[start of Input material]
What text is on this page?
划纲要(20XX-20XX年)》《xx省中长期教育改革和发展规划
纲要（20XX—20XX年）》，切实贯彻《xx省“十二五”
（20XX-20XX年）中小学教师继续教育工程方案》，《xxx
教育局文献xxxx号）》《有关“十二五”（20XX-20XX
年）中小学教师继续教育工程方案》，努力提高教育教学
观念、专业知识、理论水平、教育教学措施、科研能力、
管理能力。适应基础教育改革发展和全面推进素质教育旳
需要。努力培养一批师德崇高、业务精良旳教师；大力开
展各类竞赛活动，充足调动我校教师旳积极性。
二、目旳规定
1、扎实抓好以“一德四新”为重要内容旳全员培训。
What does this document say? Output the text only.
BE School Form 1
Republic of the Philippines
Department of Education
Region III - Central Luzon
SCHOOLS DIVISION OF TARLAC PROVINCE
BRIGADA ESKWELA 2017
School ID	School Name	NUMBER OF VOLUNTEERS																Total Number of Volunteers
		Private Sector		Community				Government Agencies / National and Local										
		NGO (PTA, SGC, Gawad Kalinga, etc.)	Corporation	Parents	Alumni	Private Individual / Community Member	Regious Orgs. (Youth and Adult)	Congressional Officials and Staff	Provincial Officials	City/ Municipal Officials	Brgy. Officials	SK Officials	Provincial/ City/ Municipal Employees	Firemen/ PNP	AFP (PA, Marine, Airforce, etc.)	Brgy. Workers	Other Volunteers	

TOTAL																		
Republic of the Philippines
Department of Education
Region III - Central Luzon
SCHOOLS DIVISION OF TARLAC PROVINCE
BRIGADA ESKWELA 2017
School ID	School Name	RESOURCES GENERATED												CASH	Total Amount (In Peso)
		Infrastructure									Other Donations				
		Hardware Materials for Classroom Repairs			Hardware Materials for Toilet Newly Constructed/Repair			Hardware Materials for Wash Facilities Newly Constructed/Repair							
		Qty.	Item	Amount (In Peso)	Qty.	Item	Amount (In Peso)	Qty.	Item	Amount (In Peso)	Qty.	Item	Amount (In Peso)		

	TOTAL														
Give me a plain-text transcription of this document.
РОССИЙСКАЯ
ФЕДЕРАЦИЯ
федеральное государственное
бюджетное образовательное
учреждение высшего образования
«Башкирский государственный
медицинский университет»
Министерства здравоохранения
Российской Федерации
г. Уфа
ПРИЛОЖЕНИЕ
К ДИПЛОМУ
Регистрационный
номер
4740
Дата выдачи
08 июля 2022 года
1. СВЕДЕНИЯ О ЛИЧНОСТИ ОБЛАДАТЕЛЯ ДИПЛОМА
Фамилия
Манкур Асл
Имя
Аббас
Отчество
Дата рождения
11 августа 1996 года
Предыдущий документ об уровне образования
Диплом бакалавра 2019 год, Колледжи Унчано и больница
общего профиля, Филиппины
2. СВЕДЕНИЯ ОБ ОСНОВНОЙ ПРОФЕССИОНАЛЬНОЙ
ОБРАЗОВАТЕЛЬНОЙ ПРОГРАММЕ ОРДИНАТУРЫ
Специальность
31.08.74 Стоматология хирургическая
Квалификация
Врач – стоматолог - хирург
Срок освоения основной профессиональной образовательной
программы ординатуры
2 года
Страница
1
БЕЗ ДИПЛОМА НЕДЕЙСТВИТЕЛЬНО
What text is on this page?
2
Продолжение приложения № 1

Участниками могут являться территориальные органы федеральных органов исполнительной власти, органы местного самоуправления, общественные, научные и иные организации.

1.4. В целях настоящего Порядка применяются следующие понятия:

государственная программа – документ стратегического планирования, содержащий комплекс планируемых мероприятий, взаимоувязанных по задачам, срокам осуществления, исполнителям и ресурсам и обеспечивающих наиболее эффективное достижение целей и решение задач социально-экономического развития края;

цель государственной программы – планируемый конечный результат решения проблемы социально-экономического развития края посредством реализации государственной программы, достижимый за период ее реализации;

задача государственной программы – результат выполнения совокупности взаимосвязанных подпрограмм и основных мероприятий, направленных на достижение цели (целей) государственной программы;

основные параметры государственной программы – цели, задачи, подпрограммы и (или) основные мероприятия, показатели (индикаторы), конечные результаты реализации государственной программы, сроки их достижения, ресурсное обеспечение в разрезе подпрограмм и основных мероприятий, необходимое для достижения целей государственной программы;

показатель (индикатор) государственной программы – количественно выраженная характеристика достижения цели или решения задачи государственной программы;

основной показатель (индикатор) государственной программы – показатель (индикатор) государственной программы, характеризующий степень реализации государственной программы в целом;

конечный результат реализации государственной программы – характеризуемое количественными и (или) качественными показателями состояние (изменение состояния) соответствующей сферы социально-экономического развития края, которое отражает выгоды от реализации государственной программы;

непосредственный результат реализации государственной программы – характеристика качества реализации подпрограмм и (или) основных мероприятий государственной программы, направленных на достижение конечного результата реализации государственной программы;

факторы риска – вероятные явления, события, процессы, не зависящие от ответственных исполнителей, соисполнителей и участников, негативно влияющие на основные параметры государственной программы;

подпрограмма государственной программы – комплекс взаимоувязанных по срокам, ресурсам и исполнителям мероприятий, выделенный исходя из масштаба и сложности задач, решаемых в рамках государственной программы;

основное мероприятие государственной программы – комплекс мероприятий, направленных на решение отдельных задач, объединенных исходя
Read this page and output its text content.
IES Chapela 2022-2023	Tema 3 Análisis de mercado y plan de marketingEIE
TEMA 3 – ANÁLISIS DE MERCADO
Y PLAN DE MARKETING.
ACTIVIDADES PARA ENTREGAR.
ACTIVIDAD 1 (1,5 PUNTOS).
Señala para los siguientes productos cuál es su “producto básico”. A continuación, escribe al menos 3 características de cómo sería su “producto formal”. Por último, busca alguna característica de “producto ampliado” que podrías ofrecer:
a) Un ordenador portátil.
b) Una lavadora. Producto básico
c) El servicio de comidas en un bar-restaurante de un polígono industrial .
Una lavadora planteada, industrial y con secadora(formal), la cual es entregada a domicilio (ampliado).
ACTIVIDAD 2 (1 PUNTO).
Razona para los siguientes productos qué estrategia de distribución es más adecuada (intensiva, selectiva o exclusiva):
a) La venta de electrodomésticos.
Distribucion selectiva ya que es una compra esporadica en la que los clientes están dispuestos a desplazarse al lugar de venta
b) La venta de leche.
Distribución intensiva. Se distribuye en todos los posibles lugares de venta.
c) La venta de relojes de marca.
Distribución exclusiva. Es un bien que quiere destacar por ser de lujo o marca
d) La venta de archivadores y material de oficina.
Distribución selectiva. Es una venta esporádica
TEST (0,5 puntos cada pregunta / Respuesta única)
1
[end of Input material]
Directions:
Go through the entries above and count the lines containing the word "исполнителям"; give only that count.

Expected answer:
2